» **WHAT IS NEEDED**:
Skip the images. Copy the records exactly as written.

*-*-*

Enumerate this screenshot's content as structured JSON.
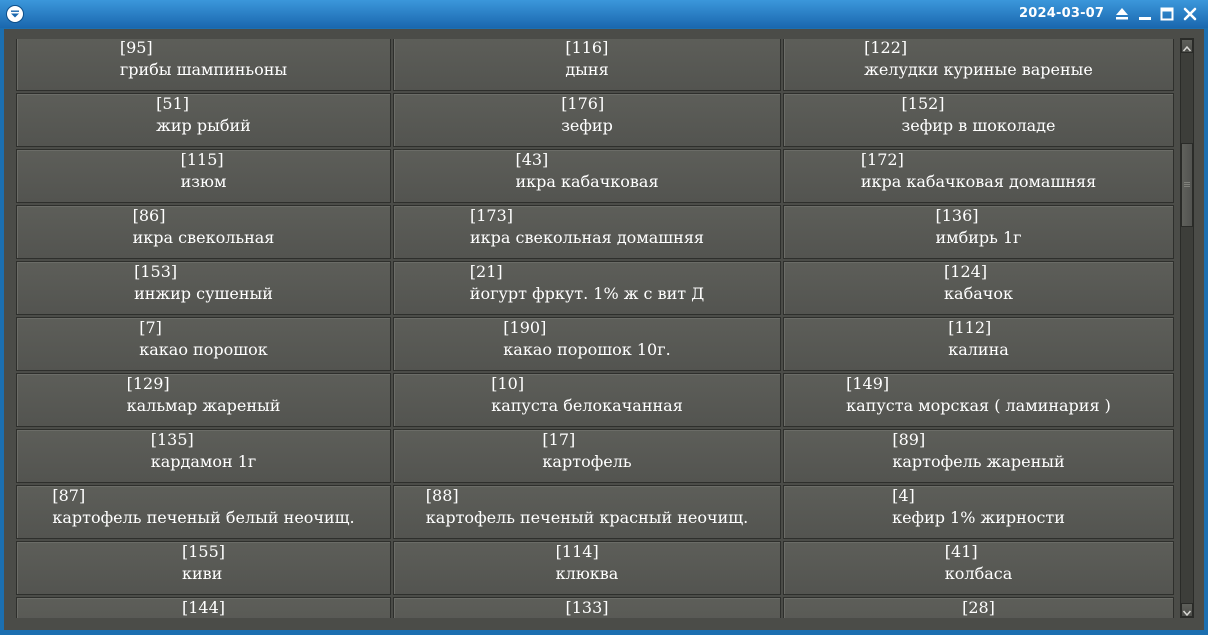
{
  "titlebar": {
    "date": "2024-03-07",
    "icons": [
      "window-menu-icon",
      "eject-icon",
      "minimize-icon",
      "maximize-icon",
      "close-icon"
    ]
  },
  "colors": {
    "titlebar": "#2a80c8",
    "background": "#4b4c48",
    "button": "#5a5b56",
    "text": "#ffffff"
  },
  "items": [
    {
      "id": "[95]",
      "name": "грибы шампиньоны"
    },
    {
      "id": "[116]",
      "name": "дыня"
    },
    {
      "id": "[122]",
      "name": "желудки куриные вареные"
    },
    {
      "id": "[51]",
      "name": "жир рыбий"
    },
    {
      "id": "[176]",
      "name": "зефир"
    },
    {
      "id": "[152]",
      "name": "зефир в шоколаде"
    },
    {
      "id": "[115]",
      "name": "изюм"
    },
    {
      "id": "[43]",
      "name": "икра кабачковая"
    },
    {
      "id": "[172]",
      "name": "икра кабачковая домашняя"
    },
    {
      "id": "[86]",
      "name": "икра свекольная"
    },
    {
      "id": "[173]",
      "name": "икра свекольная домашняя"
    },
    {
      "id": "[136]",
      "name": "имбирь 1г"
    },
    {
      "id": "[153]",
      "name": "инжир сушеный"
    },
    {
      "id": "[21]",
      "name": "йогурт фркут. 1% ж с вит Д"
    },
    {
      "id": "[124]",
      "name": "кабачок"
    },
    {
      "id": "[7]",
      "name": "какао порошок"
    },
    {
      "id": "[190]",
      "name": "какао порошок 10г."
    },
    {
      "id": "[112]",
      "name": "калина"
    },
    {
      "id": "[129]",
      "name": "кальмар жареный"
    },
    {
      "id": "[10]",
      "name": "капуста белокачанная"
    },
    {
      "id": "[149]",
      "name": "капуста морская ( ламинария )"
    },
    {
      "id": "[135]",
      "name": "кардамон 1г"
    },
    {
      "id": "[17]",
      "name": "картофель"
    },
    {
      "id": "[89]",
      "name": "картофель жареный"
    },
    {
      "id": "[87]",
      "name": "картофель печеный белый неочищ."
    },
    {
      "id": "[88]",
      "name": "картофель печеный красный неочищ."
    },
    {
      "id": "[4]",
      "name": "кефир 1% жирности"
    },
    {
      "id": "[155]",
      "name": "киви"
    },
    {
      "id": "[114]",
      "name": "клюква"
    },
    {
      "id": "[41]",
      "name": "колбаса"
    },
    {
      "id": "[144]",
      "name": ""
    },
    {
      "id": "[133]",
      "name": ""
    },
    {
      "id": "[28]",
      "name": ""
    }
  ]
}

*-*-*

» **THE COMPLETED TASK**:
Enumerate this screenshot's content as structured JSON.
{
  "titlebar": {
    "date": "2024-03-07",
    "icons": [
      "window-menu-icon",
      "eject-icon",
      "minimize-icon",
      "maximize-icon",
      "close-icon"
    ]
  },
  "colors": {
    "titlebar": "#2a80c8",
    "background": "#4b4c48",
    "button": "#5a5b56",
    "text": "#ffffff"
  },
  "items": [
    {
      "id": "[95]",
      "name": "грибы шампиньоны"
    },
    {
      "id": "[116]",
      "name": "дыня"
    },
    {
      "id": "[122]",
      "name": "желудки куриные вареные"
    },
    {
      "id": "[51]",
      "name": "жир рыбий"
    },
    {
      "id": "[176]",
      "name": "зефир"
    },
    {
      "id": "[152]",
      "name": "зефир в шоколаде"
    },
    {
      "id": "[115]",
      "name": "изюм"
    },
    {
      "id": "[43]",
      "name": "икра кабачковая"
    },
    {
      "id": "[172]",
      "name": "икра кабачковая домашняя"
    },
    {
      "id": "[86]",
      "name": "икра свекольная"
    },
    {
      "id": "[173]",
      "name": "икра свекольная домашняя"
    },
    {
      "id": "[136]",
      "name": "имбирь 1г"
    },
    {
      "id": "[153]",
      "name": "инжир сушеный"
    },
    {
      "id": "[21]",
      "name": "йогурт фркут. 1% ж с вит Д"
    },
    {
      "id": "[124]",
      "name": "кабачок"
    },
    {
      "id": "[7]",
      "name": "какао порошок"
    },
    {
      "id": "[190]",
      "name": "какао порошок 10г."
    },
    {
      "id": "[112]",
      "name": "калина"
    },
    {
      "id": "[129]",
      "name": "кальмар жареный"
    },
    {
      "id": "[10]",
      "name": "капуста белокачанная"
    },
    {
      "id": "[149]",
      "name": "капуста морская ( ламинария )"
    },
    {
      "id": "[135]",
      "name": "кардамон 1г"
    },
    {
      "id": "[17]",
      "name": "картофель"
    },
    {
      "id": "[89]",
      "name": "картофель жареный"
    },
    {
      "id": "[87]",
      "name": "картофель печеный белый неочищ."
    },
    {
      "id": "[88]",
      "name": "картофель печеный красный неочищ."
    },
    {
      "id": "[4]",
      "name": "кефир 1% жирности"
    },
    {
      "id": "[155]",
      "name": "киви"
    },
    {
      "id": "[114]",
      "name": "клюква"
    },
    {
      "id": "[41]",
      "name": "колбаса"
    },
    {
      "id": "[144]",
      "name": ""
    },
    {
      "id": "[133]",
      "name": ""
    },
    {
      "id": "[28]",
      "name": ""
    }
  ]
}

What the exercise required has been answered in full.